● **Do this**
Locate every line below that contains the word "WOSCOPS" and copy it.

◇ ◇ ◇ ◇ ◇

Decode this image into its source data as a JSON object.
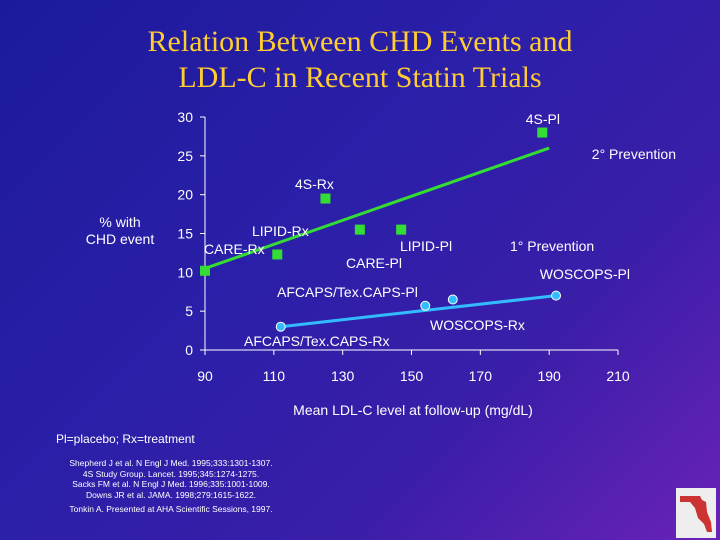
{
  "header": {
    "title_line1": "Relation Between CHD Events and",
    "title_line2": "LDL-C in Recent Statin Trials"
  },
  "chart_data": {
    "type": "scatter",
    "title": "Relation Between CHD Events and LDL-C in Recent Statin Trials",
    "xlabel": "Mean LDL-C level at follow-up (mg/dL)",
    "ylabel": "% with CHD event",
    "xlim": [
      90,
      210
    ],
    "ylim": [
      0,
      30
    ],
    "xticks": [
      90,
      110,
      130,
      150,
      170,
      190,
      210
    ],
    "yticks": [
      0,
      5,
      10,
      15,
      20,
      25,
      30
    ],
    "series": [
      {
        "name": "2° Prevention",
        "color": "#33dd33",
        "marker": "square",
        "points": [
          {
            "label": "4S-Rx",
            "x": 125,
            "y": 19.5
          },
          {
            "label": "4S-Pl",
            "x": 188,
            "y": 28.0
          },
          {
            "label": "LIPID-Rx",
            "x": 135,
            "y": 15.5
          },
          {
            "label": "LIPID-Pl",
            "x": 147,
            "y": 15.5
          },
          {
            "label": "CARE-Rx",
            "x": 90,
            "y": 10.2
          },
          {
            "label": "CARE-Pl",
            "x": 111,
            "y": 12.3
          }
        ],
        "trend": {
          "x": [
            90,
            190
          ],
          "y": [
            10.5,
            26.0
          ]
        }
      },
      {
        "name": "1° Prevention",
        "color": "#33bbff",
        "marker": "circle",
        "points": [
          {
            "label": "AFCAPS/Tex.CAPS-Rx",
            "x": 112,
            "y": 3.0
          },
          {
            "label": "AFCAPS/Tex.CAPS-Pl",
            "x": 154,
            "y": 5.7
          },
          {
            "label": "WOSCOPS-Rx",
            "x": 162,
            "y": 6.5
          },
          {
            "label": "WOSCOPS-Pl",
            "x": 192,
            "y": 7.0
          }
        ],
        "trend": {
          "x": [
            112,
            192
          ],
          "y": [
            3.0,
            7.0
          ]
        }
      }
    ],
    "annotations": {
      "pt_4s_pl": "4S-Pl",
      "secondary_prevention": "2° Prevention",
      "pt_4s_rx": "4S-Rx",
      "pt_lipid_rx": "LIPID-Rx",
      "pt_care_rx": "CARE-Rx",
      "pt_lipid_pl": "LIPID-Pl",
      "pt_care_pl": "CARE-Pl",
      "primary_prevention": "1° Prevention",
      "pt_woscops_pl": "WOSCOPS-Pl",
      "pt_afcaps_pl": "AFCAPS/Tex.CAPS-Pl",
      "pt_woscops_rx": "WOSCOPS-Rx",
      "pt_afcaps_rx": "AFCAPS/Tex.CAPS-Rx"
    }
  },
  "axes": {
    "ylabel_line1": "% with",
    "ylabel_line2": "CHD event",
    "xlabel": "Mean LDL-C level at follow-up (mg/dL)"
  },
  "footer": {
    "note": "Pl=placebo; Rx=treatment",
    "refs": [
      "Shepherd J et al. N Engl J Med. 1995;333:1301-1307.",
      "4S Study Group. Lancet. 1995;345:1274-1275.",
      "Sacks FM et al. N Engl J Med. 1996;335:1001-1009.",
      "Downs JR et al. JAMA. 1998;279:1615-1622.",
      "Tonkin A. Presented at AHA Scientific Sessions, 1997."
    ]
  }
}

◇ ◇ ◇ ◇ ◇

● **Written answer**
            "label": "WOSCOPS-Rx",
            "label": "WOSCOPS-Pl",
      "pt_woscops_pl": "WOSCOPS-Pl",
      "pt_woscops_rx": "WOSCOPS-Rx",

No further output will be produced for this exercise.